* Exercise details
Below are some records; give them all again exactly, but not the pictures.

* Stored rows

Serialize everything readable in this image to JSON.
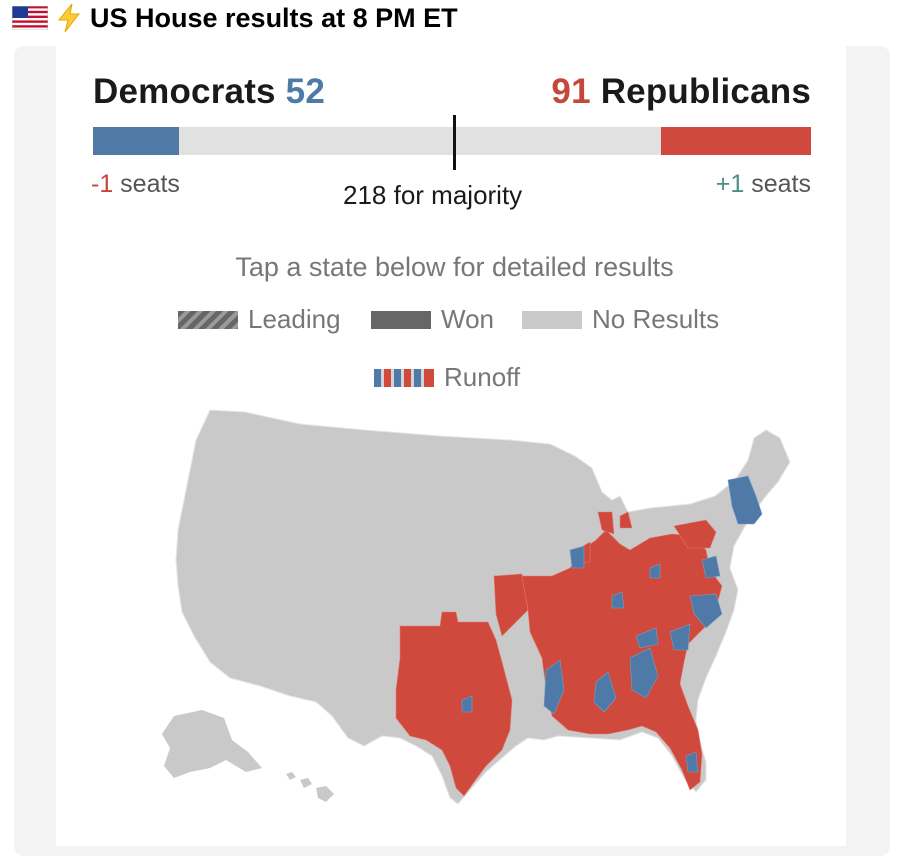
{
  "header": {
    "title": "US House results at 8 PM ET",
    "flag_icon": "us-flag-icon",
    "bolt_icon": "lightning-bolt-icon"
  },
  "chart_data": {
    "type": "bar",
    "democrats": {
      "label": "Democrats",
      "seats": 52,
      "change": "-1",
      "change_suffix": " seats",
      "color": "#4f7aa8"
    },
    "republicans": {
      "label": "Republicans",
      "seats": 91,
      "change": "+1",
      "change_suffix": " seats",
      "color": "#d0493d"
    },
    "total_seats": 435,
    "majority_seats": 218,
    "majority_label": "218 for majority",
    "instruction": "Tap a state below for detailed results",
    "legend": [
      {
        "label": "Leading",
        "style": "hatched"
      },
      {
        "label": "Won",
        "style": "solid"
      },
      {
        "label": "No Results",
        "style": "light"
      },
      {
        "label": "Runoff",
        "style": "striped"
      }
    ],
    "map": "us-house-district-map",
    "map_colors": {
      "dem": "#4f7aa8",
      "rep": "#d0493d",
      "none": "#c9c9c9"
    }
  }
}
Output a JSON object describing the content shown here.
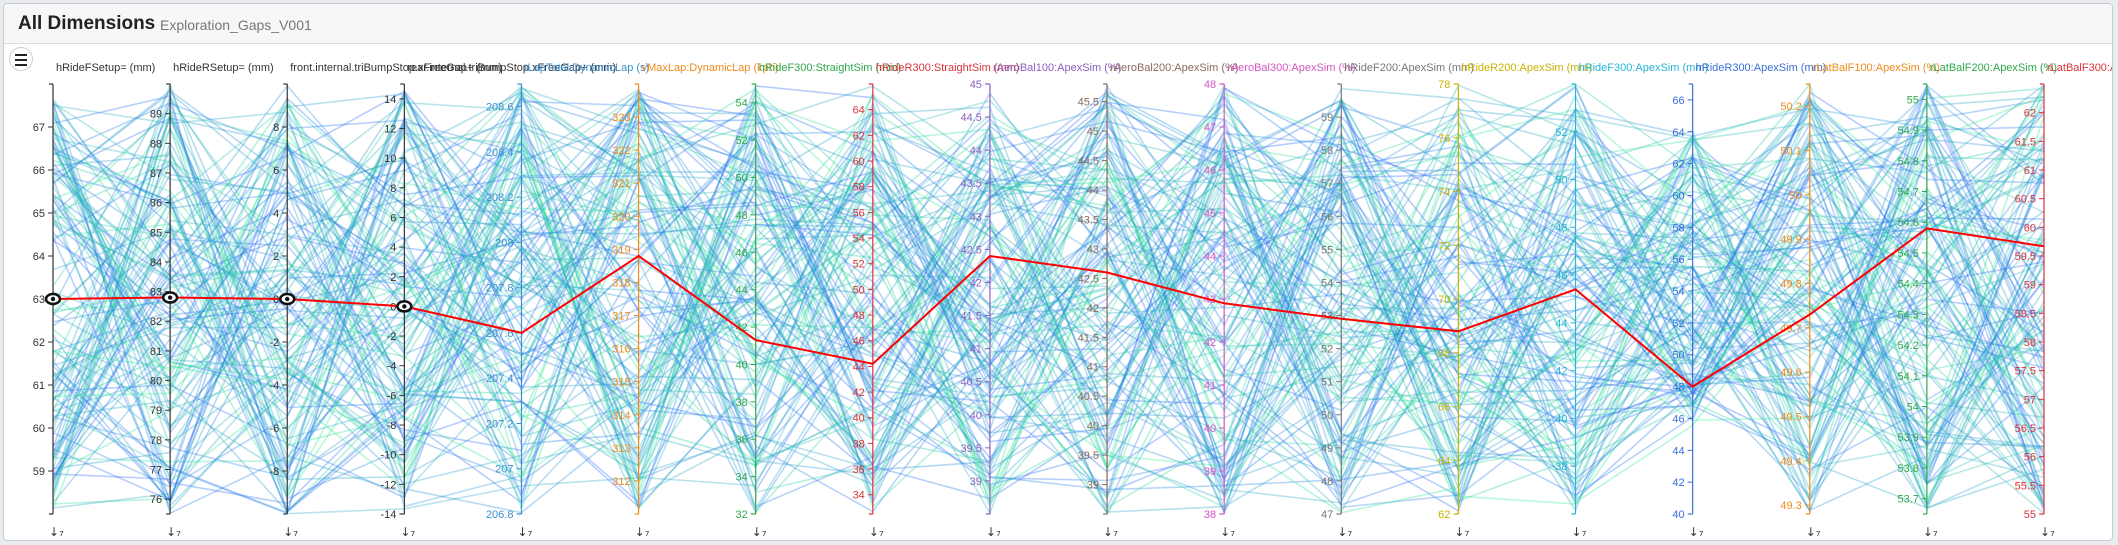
{
  "header": {
    "title": "All Dimensions",
    "subtitle": "Exploration_Gaps_V001"
  },
  "menu": {
    "icon": "hamburger-menu-icon"
  },
  "chart_data": {
    "type": "parallel-coordinates",
    "highlight_color": "#ff0000",
    "line_color_range": [
      "#22ee88",
      "#1f5fff"
    ],
    "axes": [
      {
        "name": "hRideFSetup= (mm)",
        "color": "#333333",
        "min": 58,
        "max": 68,
        "ticks": [
          59,
          60,
          61,
          62,
          63,
          64,
          65,
          66,
          67
        ]
      },
      {
        "name": "hRideRSetup= (mm)",
        "color": "#333333",
        "min": 75.5,
        "max": 90,
        "ticks": [
          76,
          77,
          78,
          79,
          80,
          81,
          82,
          83,
          84,
          85,
          86,
          87,
          88,
          89
        ]
      },
      {
        "name": "front.internal.triBumpStop.xFreeGap+ (mm)",
        "color": "#333333",
        "min": -10,
        "max": 10,
        "ticks": [
          -8,
          -6,
          -4,
          -2,
          0,
          2,
          4,
          6,
          8
        ]
      },
      {
        "name": "rear.internal.triBumpStop.xFreeGap+ (mm)",
        "color": "#333333",
        "min": -14,
        "max": 15,
        "ticks": [
          -14,
          -12,
          -10,
          -8,
          -6,
          -4,
          -2,
          0,
          2,
          4,
          6,
          8,
          10,
          12,
          14
        ]
      },
      {
        "name": "tLapTotal:DynamicLap (s)",
        "color": "#3a8fd0",
        "min": 206.8,
        "max": 208.7,
        "ticks": [
          206.8,
          207.0,
          207.2,
          207.4,
          207.6,
          207.8,
          208.0,
          208.2,
          208.4,
          208.6
        ]
      },
      {
        "name": "vMaxLap:DynamicLap (kph)",
        "color": "#f08a1c",
        "min": 311,
        "max": 324,
        "ticks": [
          312,
          313,
          314,
          315,
          316,
          317,
          318,
          319,
          320,
          321,
          322,
          323
        ]
      },
      {
        "name": "hRideF300:StraightSim (mm)",
        "color": "#2fa84a",
        "min": 32,
        "max": 55,
        "ticks": [
          32,
          34,
          36,
          38,
          40,
          42,
          44,
          46,
          48,
          50,
          52,
          54
        ]
      },
      {
        "name": "hRideR300:StraightSim (mm)",
        "color": "#d9343c",
        "min": 32.5,
        "max": 66,
        "ticks": [
          34,
          36,
          38,
          40,
          42,
          44,
          46,
          48,
          50,
          52,
          54,
          56,
          58,
          60,
          62,
          64
        ]
      },
      {
        "name": "rAeroBal100:ApexSim (%)",
        "color": "#8a5fc0",
        "min": 38.5,
        "max": 45,
        "ticks": [
          39.0,
          39.5,
          40.0,
          40.5,
          41.0,
          41.5,
          42.0,
          42.5,
          43.0,
          43.5,
          44.0,
          44.5,
          45.0
        ]
      },
      {
        "name": "rAeroBal200:ApexSim (%)",
        "color": "#8a6a5a",
        "min": 38.5,
        "max": 45.8,
        "ticks": [
          39.0,
          39.5,
          40.0,
          40.5,
          41.0,
          41.5,
          42.0,
          42.5,
          43.0,
          43.5,
          44.0,
          44.5,
          45.0,
          45.5
        ]
      },
      {
        "name": "rAeroBal300:ApexSim (%)",
        "color": "#d455c0",
        "min": 38,
        "max": 48,
        "ticks": [
          38,
          39,
          40,
          41,
          42,
          43,
          44,
          45,
          46,
          47,
          48
        ]
      },
      {
        "name": "hRideF200:ApexSim (mm)",
        "color": "#777777",
        "min": 47,
        "max": 60,
        "ticks": [
          47,
          48,
          49,
          50,
          51,
          52,
          53,
          54,
          55,
          56,
          57,
          58,
          59
        ]
      },
      {
        "name": "hRideR200:ApexSim (mm)",
        "color": "#c9b200",
        "min": 62,
        "max": 78,
        "ticks": [
          62,
          64,
          66,
          68,
          70,
          72,
          74,
          76,
          78
        ]
      },
      {
        "name": "hRideF300:ApexSim (mm)",
        "color": "#27b6d6",
        "min": 36,
        "max": 54,
        "ticks": [
          38,
          40,
          42,
          44,
          46,
          48,
          50,
          52
        ]
      },
      {
        "name": "hRideR300:ApexSim (mm)",
        "color": "#3a6fd8",
        "min": 40,
        "max": 67,
        "ticks": [
          40,
          42,
          44,
          46,
          48,
          50,
          52,
          54,
          56,
          58,
          60,
          62,
          64,
          66
        ]
      },
      {
        "name": "rLatBalF100:ApexSim (%)",
        "color": "#f08a1c",
        "min": 49.28,
        "max": 50.25,
        "ticks": [
          49.3,
          49.4,
          49.5,
          49.6,
          49.7,
          49.8,
          49.9,
          50.0,
          50.1,
          50.2
        ]
      },
      {
        "name": "rLatBalF200:ApexSim (%)",
        "color": "#2fa84a",
        "min": 53.65,
        "max": 55.05,
        "ticks": [
          53.7,
          53.8,
          53.9,
          54.0,
          54.1,
          54.2,
          54.3,
          54.4,
          54.5,
          54.6,
          54.7,
          54.8,
          54.9,
          55.0
        ]
      },
      {
        "name": "rLatBalF300:ApexSim (%)",
        "color": "#d9343c",
        "min": 55,
        "max": 62.5,
        "ticks": [
          55.0,
          55.5,
          56.0,
          56.5,
          57.0,
          57.5,
          58.0,
          58.5,
          59.0,
          59.5,
          60.0,
          60.5,
          61.0,
          61.5,
          62.0
        ]
      }
    ],
    "highlighted_row": [
      63.0,
      82.8,
      0.0,
      0.0,
      207.6,
      318.8,
      41.3,
      44.2,
      42.4,
      42.6,
      42.9,
      52.9,
      68.8,
      45.4,
      48.0,
      49.73,
      54.58,
      59.67
    ],
    "background_row_count": 140
  }
}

* Output below
Serialize everything readable in this image to JSON.
{
  "header": {
    "title": "US House results at 8 PM ET",
    "flag_icon": "us-flag-icon",
    "bolt_icon": "lightning-bolt-icon"
  },
  "chart_data": {
    "type": "bar",
    "democrats": {
      "label": "Democrats",
      "seats": 52,
      "change": "-1",
      "change_suffix": " seats",
      "color": "#4f7aa8"
    },
    "republicans": {
      "label": "Republicans",
      "seats": 91,
      "change": "+1",
      "change_suffix": " seats",
      "color": "#d0493d"
    },
    "total_seats": 435,
    "majority_seats": 218,
    "majority_label": "218 for majority",
    "instruction": "Tap a state below for detailed results",
    "legend": [
      {
        "label": "Leading",
        "style": "hatched"
      },
      {
        "label": "Won",
        "style": "solid"
      },
      {
        "label": "No Results",
        "style": "light"
      },
      {
        "label": "Runoff",
        "style": "striped"
      }
    ],
    "map": "us-house-district-map",
    "map_colors": {
      "dem": "#4f7aa8",
      "rep": "#d0493d",
      "none": "#c9c9c9"
    }
  }
}
Output a JSON object describing the content shown here.
{
  "header": {
    "title": "All Dimensions",
    "subtitle": "Exploration_Gaps_V001"
  },
  "menu": {
    "icon": "hamburger-menu-icon"
  },
  "chart_data": {
    "type": "parallel-coordinates",
    "highlight_color": "#ff0000",
    "line_color_range": [
      "#22ee88",
      "#1f5fff"
    ],
    "axes": [
      {
        "name": "hRideFSetup= (mm)",
        "color": "#333333",
        "min": 58,
        "max": 68,
        "ticks": [
          59,
          60,
          61,
          62,
          63,
          64,
          65,
          66,
          67
        ]
      },
      {
        "name": "hRideRSetup= (mm)",
        "color": "#333333",
        "min": 75.5,
        "max": 90,
        "ticks": [
          76,
          77,
          78,
          79,
          80,
          81,
          82,
          83,
          84,
          85,
          86,
          87,
          88,
          89
        ]
      },
      {
        "name": "front.internal.triBumpStop.xFreeGap+ (mm)",
        "color": "#333333",
        "min": -10,
        "max": 10,
        "ticks": [
          -8,
          -6,
          -4,
          -2,
          0,
          2,
          4,
          6,
          8
        ]
      },
      {
        "name": "rear.internal.triBumpStop.xFreeGap+ (mm)",
        "color": "#333333",
        "min": -14,
        "max": 15,
        "ticks": [
          -14,
          -12,
          -10,
          -8,
          -6,
          -4,
          -2,
          0,
          2,
          4,
          6,
          8,
          10,
          12,
          14
        ]
      },
      {
        "name": "tLapTotal:DynamicLap (s)",
        "color": "#3a8fd0",
        "min": 206.8,
        "max": 208.7,
        "ticks": [
          206.8,
          207.0,
          207.2,
          207.4,
          207.6,
          207.8,
          208.0,
          208.2,
          208.4,
          208.6
        ]
      },
      {
        "name": "vMaxLap:DynamicLap (kph)",
        "color": "#f08a1c",
        "min": 311,
        "max": 324,
        "ticks": [
          312,
          313,
          314,
          315,
          316,
          317,
          318,
          319,
          320,
          321,
          322,
          323
        ]
      },
      {
        "name": "hRideF300:StraightSim (mm)",
        "color": "#2fa84a",
        "min": 32,
        "max": 55,
        "ticks": [
          32,
          34,
          36,
          38,
          40,
          42,
          44,
          46,
          48,
          50,
          52,
          54
        ]
      },
      {
        "name": "hRideR300:StraightSim (mm)",
        "color": "#d9343c",
        "min": 32.5,
        "max": 66,
        "ticks": [
          34,
          36,
          38,
          40,
          42,
          44,
          46,
          48,
          50,
          52,
          54,
          56,
          58,
          60,
          62,
          64
        ]
      },
      {
        "name": "rAeroBal100:ApexSim (%)",
        "color": "#8a5fc0",
        "min": 38.5,
        "max": 45,
        "ticks": [
          39.0,
          39.5,
          40.0,
          40.5,
          41.0,
          41.5,
          42.0,
          42.5,
          43.0,
          43.5,
          44.0,
          44.5,
          45.0
        ]
      },
      {
        "name": "rAeroBal200:ApexSim (%)",
        "color": "#8a6a5a",
        "min": 38.5,
        "max": 45.8,
        "ticks": [
          39.0,
          39.5,
          40.0,
          40.5,
          41.0,
          41.5,
          42.0,
          42.5,
          43.0,
          43.5,
          44.0,
          44.5,
          45.0,
          45.5
        ]
      },
      {
        "name": "rAeroBal300:ApexSim (%)",
        "color": "#d455c0",
        "min": 38,
        "max": 48,
        "ticks": [
          38,
          39,
          40,
          41,
          42,
          43,
          44,
          45,
          46,
          47,
          48
        ]
      },
      {
        "name": "hRideF200:ApexSim (mm)",
        "color": "#777777",
        "min": 47,
        "max": 60,
        "ticks": [
          47,
          48,
          49,
          50,
          51,
          52,
          53,
          54,
          55,
          56,
          57,
          58,
          59
        ]
      },
      {
        "name": "hRideR200:ApexSim (mm)",
        "color": "#c9b200",
        "min": 62,
        "max": 78,
        "ticks": [
          62,
          64,
          66,
          68,
          70,
          72,
          74,
          76,
          78
        ]
      },
      {
        "name": "hRideF300:ApexSim (mm)",
        "color": "#27b6d6",
        "min": 36,
        "max": 54,
        "ticks": [
          38,
          40,
          42,
          44,
          46,
          48,
          50,
          52
        ]
      },
      {
        "name": "hRideR300:ApexSim (mm)",
        "color": "#3a6fd8",
        "min": 40,
        "max": 67,
        "ticks": [
          40,
          42,
          44,
          46,
          48,
          50,
          52,
          54,
          56,
          58,
          60,
          62,
          64,
          66
        ]
      },
      {
        "name": "rLatBalF100:ApexSim (%)",
        "color": "#f08a1c",
        "min": 49.28,
        "max": 50.25,
        "ticks": [
          49.3,
          49.4,
          49.5,
          49.6,
          49.7,
          49.8,
          49.9,
          50.0,
          50.1,
          50.2
        ]
      },
      {
        "name": "rLatBalF200:ApexSim (%)",
        "color": "#2fa84a",
        "min": 53.65,
        "max": 55.05,
        "ticks": [
          53.7,
          53.8,
          53.9,
          54.0,
          54.1,
          54.2,
          54.3,
          54.4,
          54.5,
          54.6,
          54.7,
          54.8,
          54.9,
          55.0
        ]
      },
      {
        "name": "rLatBalF300:ApexSim (%)",
        "color": "#d9343c",
        "min": 55,
        "max": 62.5,
        "ticks": [
          55.0,
          55.5,
          56.0,
          56.5,
          57.0,
          57.5,
          58.0,
          58.5,
          59.0,
          59.5,
          60.0,
          60.5,
          61.0,
          61.5,
          62.0
        ]
      }
    ],
    "highlighted_row": [
      63.0,
      82.8,
      0.0,
      0.0,
      207.6,
      318.8,
      41.3,
      44.2,
      42.4,
      42.6,
      42.9,
      52.9,
      68.8,
      45.4,
      48.0,
      49.73,
      54.58,
      59.67
    ],
    "background_row_count": 140
  }
}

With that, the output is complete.